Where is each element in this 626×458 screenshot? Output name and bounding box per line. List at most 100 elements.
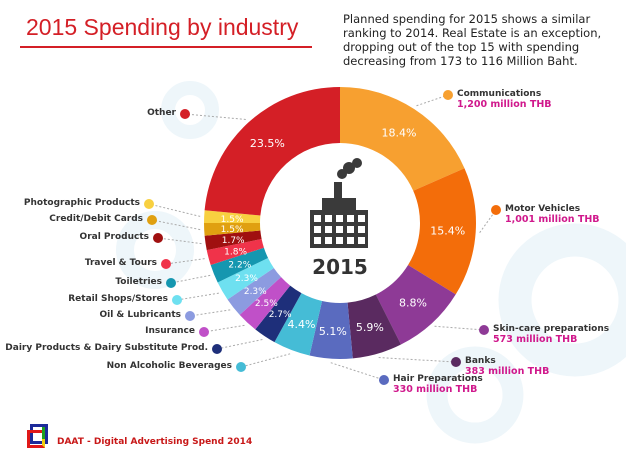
leader-line <box>330 362 385 381</box>
legend-label: Travel & Tours <box>85 258 157 268</box>
leader-line <box>189 309 231 317</box>
legend-dot <box>491 205 501 215</box>
leader-line <box>151 219 201 231</box>
legend-dot <box>212 344 222 354</box>
slice-other <box>204 87 340 216</box>
gear-icon <box>161 81 219 139</box>
legend-dot <box>199 327 209 337</box>
leader-line <box>170 274 211 284</box>
slice-percent-label: 5.1% <box>319 325 347 338</box>
slice-percent-label: 15.4% <box>430 224 465 237</box>
slice-percent-label: 4.4% <box>288 318 316 331</box>
gear-icon <box>426 346 524 444</box>
legend-dot <box>161 259 171 269</box>
legend-name: Communications <box>457 89 542 99</box>
legend-name: Insurance <box>145 326 195 336</box>
legend-name: Hair Preparations <box>393 374 483 384</box>
legend-name: Retail Shops/Stores <box>68 294 168 304</box>
slice-percent-label: 1.5% <box>221 215 244 225</box>
slice-hair-preparations <box>309 300 353 359</box>
legend-name: Photographic Products <box>23 198 140 208</box>
gear-icon <box>116 211 194 289</box>
title-underline <box>20 46 312 48</box>
leader-line <box>479 209 497 233</box>
slice-percent-label: 8.8% <box>399 297 427 310</box>
slice-percent-label: 1.5% <box>221 225 244 235</box>
leader-line <box>416 94 449 107</box>
legend-dot <box>180 109 190 119</box>
leader-line <box>434 325 485 331</box>
legend-dot <box>185 311 195 321</box>
leader-line <box>240 353 291 368</box>
legend-name: Dairy Products & Dairy Substitute Prod. <box>5 343 208 353</box>
gear-icon <box>498 223 626 377</box>
legend-label: Toiletries <box>115 277 162 287</box>
legend-label: Oral Products <box>80 232 149 242</box>
slice-percent-label: 2.2% <box>228 260 251 270</box>
slice-percent-label: 2.5% <box>255 299 278 309</box>
legend-dot <box>172 295 182 305</box>
legend-dot <box>443 90 453 100</box>
legend-dot <box>451 357 461 367</box>
leader-line <box>148 203 201 217</box>
slice-percent-label: 5.9% <box>356 321 384 334</box>
legend-name: Banks <box>465 356 496 366</box>
legend-amount: 330 million THB <box>393 384 478 395</box>
slice-travel-tours <box>206 238 264 266</box>
slice-motor-vehicles <box>408 168 477 295</box>
slice-percent-label: 2.7% <box>269 310 292 320</box>
legend-dot <box>144 199 154 209</box>
legend-label: Hair Preparations 330 million THB <box>393 374 483 395</box>
slice-oil-lubricants <box>227 267 281 315</box>
legend-name: Skin-care preparations <box>493 324 610 334</box>
legend-label: Retail Shops/Stores <box>68 294 168 304</box>
legend-dot <box>236 362 246 372</box>
slice-percent-label: 23.5% <box>250 137 285 150</box>
slice-dairy-products-dairy-substitute-prod- <box>255 285 302 343</box>
factory-icon <box>310 158 368 248</box>
slice-percent-label: 2.3% <box>235 274 258 284</box>
slice-insurance <box>239 277 291 330</box>
leader-line <box>165 258 205 265</box>
legend-label: Non Alcoholic Beverages <box>107 361 232 371</box>
legend-label: Credit/Debit Cards <box>49 214 143 224</box>
legend-name: Motor Vehicles <box>505 204 581 214</box>
legend-name: Oil & Lubricants <box>99 310 181 320</box>
legend-amount: 383 million THB <box>465 366 550 377</box>
legend-label: Skin-care preparations 573 million THB <box>493 324 609 345</box>
slice-oral-products <box>204 230 262 251</box>
page-title: 2015 Spending by industry <box>26 14 299 40</box>
legend-dot <box>153 233 163 243</box>
legend-name: Other <box>147 108 176 118</box>
slice-retail-shops-stores <box>217 257 274 300</box>
leader-line <box>216 339 263 350</box>
leader-line <box>176 292 219 301</box>
legend-label: Oil & Lubricants <box>99 310 181 320</box>
leader-line <box>378 357 457 363</box>
legend-dot <box>166 278 176 288</box>
legend-amount: 1,001 million THB <box>505 214 600 225</box>
legend-label: Dairy Products & Dairy Substitute Prod. <box>5 343 208 353</box>
slice-non-alcoholic-beverages <box>274 293 323 356</box>
leader-line <box>203 324 245 333</box>
legend-name: Toiletries <box>115 277 162 287</box>
slice-banks <box>347 294 401 359</box>
legend-amount: 1,200 million THB <box>457 99 552 110</box>
legend-label: Insurance <box>145 326 195 336</box>
slice-photographic-products <box>204 210 261 223</box>
slice-percent-label: 1.7% <box>222 236 245 246</box>
description: Planned spending for 2015 shows a simila… <box>343 12 602 68</box>
legend-dot <box>379 375 389 385</box>
slice-skin-care-preparations <box>375 265 456 345</box>
center-year-label: 2015 <box>312 255 368 279</box>
slice-credit-debit-cards <box>204 223 261 236</box>
legend-dot <box>479 325 489 335</box>
slice-percent-label: 1.8% <box>224 248 247 258</box>
slice-percent-label: 18.4% <box>382 127 417 140</box>
legend-name: Non Alcoholic Beverages <box>106 361 232 371</box>
slice-communications <box>340 87 465 191</box>
slice-toiletries <box>210 247 269 283</box>
leader-line <box>157 237 202 245</box>
legend-label: Other <box>147 108 176 118</box>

··········

> _TO BE DONE_: Give these lines again with every "legend-dot" changed to "legend-marker" and nothing else altered, leaving out the pictures.

> _SOLUTION TO THE PROBLEM_:
Where is each element in this 626×458 screenshot? Output name and bounding box per line. List at most 100 elements.
leader-line <box>330 362 385 381</box>
legend-label: Travel & Tours <box>85 258 157 268</box>
leader-line <box>189 309 231 317</box>
legend-marker <box>491 205 501 215</box>
leader-line <box>151 219 201 231</box>
legend-marker <box>212 344 222 354</box>
slice-other <box>204 87 340 216</box>
gear-icon <box>161 81 219 139</box>
legend-marker <box>199 327 209 337</box>
leader-line <box>170 274 211 284</box>
slice-percent-label: 5.1% <box>319 325 347 338</box>
slice-percent-label: 15.4% <box>430 224 465 237</box>
slice-percent-label: 4.4% <box>288 318 316 331</box>
gear-icon <box>426 346 524 444</box>
legend-marker <box>161 259 171 269</box>
legend-name: Communications <box>457 89 542 99</box>
legend-name: Insurance <box>145 326 195 336</box>
legend-name: Hair Preparations <box>393 374 483 384</box>
legend-name: Retail Shops/Stores <box>68 294 168 304</box>
slice-percent-label: 1.5% <box>221 215 244 225</box>
slice-hair-preparations <box>309 300 353 359</box>
legend-name: Photographic Products <box>23 198 140 208</box>
gear-icon <box>116 211 194 289</box>
title-underline <box>20 46 312 48</box>
leader-line <box>479 209 497 233</box>
slice-percent-label: 8.8% <box>399 297 427 310</box>
slice-percent-label: 1.5% <box>221 225 244 235</box>
leader-line <box>416 94 449 107</box>
legend-marker <box>180 109 190 119</box>
leader-line <box>434 325 485 331</box>
legend-marker <box>185 311 195 321</box>
leader-line <box>240 353 291 368</box>
legend-name: Dairy Products & Dairy Substitute Prod. <box>5 343 208 353</box>
gear-icon <box>498 223 626 377</box>
legend-label: Toiletries <box>115 277 162 287</box>
legend-label: Oral Products <box>80 232 149 242</box>
slice-percent-label: 2.2% <box>228 260 251 270</box>
slice-percent-label: 2.5% <box>255 299 278 309</box>
legend-marker <box>172 295 182 305</box>
legend-marker <box>443 90 453 100</box>
legend-marker <box>451 357 461 367</box>
leader-line <box>148 203 201 217</box>
slice-percent-label: 5.9% <box>356 321 384 334</box>
legend-name: Banks <box>465 356 496 366</box>
legend-amount: 330 million THB <box>393 384 478 395</box>
slice-travel-tours <box>206 238 264 266</box>
slice-motor-vehicles <box>408 168 477 295</box>
slice-percent-label: 2.7% <box>269 310 292 320</box>
legend-marker <box>144 199 154 209</box>
legend-label: Hair Preparations 330 million THB <box>393 374 483 395</box>
slice-oil-lubricants <box>227 267 281 315</box>
legend-name: Skin-care preparations <box>493 324 610 334</box>
legend-label: Retail Shops/Stores <box>68 294 168 304</box>
legend-marker <box>236 362 246 372</box>
slice-percent-label: 23.5% <box>250 137 285 150</box>
slice-dairy-products-dairy-substitute-prod- <box>255 285 302 343</box>
factory-icon <box>310 158 368 248</box>
slice-percent-label: 2.3% <box>235 274 258 284</box>
slice-insurance <box>239 277 291 330</box>
leader-line <box>165 258 205 265</box>
legend-label: Non Alcoholic Beverages <box>107 361 232 371</box>
legend-label: Credit/Debit Cards <box>49 214 143 224</box>
legend-name: Motor Vehicles <box>505 204 581 214</box>
legend-name: Oil & Lubricants <box>99 310 181 320</box>
legend-amount: 383 million THB <box>465 366 550 377</box>
legend-label: Skin-care preparations 573 million THB <box>493 324 609 345</box>
slice-oral-products <box>204 230 262 251</box>
page-title: 2015 Spending by industry <box>26 14 299 40</box>
legend-marker <box>153 233 163 243</box>
legend-name: Other <box>147 108 176 118</box>
slice-retail-shops-stores <box>217 257 274 300</box>
leader-line <box>216 339 263 350</box>
leader-line <box>176 292 219 301</box>
legend-label: Oil & Lubricants <box>99 310 181 320</box>
leader-line <box>378 357 457 363</box>
legend-marker <box>166 278 176 288</box>
legend-amount: 1,001 million THB <box>505 214 600 225</box>
legend-label: Dairy Products & Dairy Substitute Prod. <box>5 343 208 353</box>
slice-non-alcoholic-beverages <box>274 293 323 356</box>
leader-line <box>203 324 245 333</box>
legend-name: Toiletries <box>115 277 162 287</box>
slice-banks <box>347 294 401 359</box>
legend-amount: 1,200 million THB <box>457 99 552 110</box>
legend-label: Insurance <box>145 326 195 336</box>
slice-photographic-products <box>204 210 261 223</box>
slice-percent-label: 1.7% <box>222 236 245 246</box>
description: Planned spending for 2015 shows a simila… <box>343 12 602 68</box>
legend-marker <box>379 375 389 385</box>
slice-skin-care-preparations <box>375 265 456 345</box>
center-year-label: 2015 <box>312 255 368 279</box>
slice-credit-debit-cards <box>204 223 261 236</box>
legend-marker <box>479 325 489 335</box>
slice-percent-label: 1.8% <box>224 248 247 258</box>
slice-percent-label: 18.4% <box>382 127 417 140</box>
legend-name: Non Alcoholic Beverages <box>106 361 232 371</box>
slice-communications <box>340 87 465 191</box>
slice-toiletries <box>210 247 269 283</box>
leader-line <box>157 237 202 245</box>
legend-label: Other <box>147 108 176 118</box>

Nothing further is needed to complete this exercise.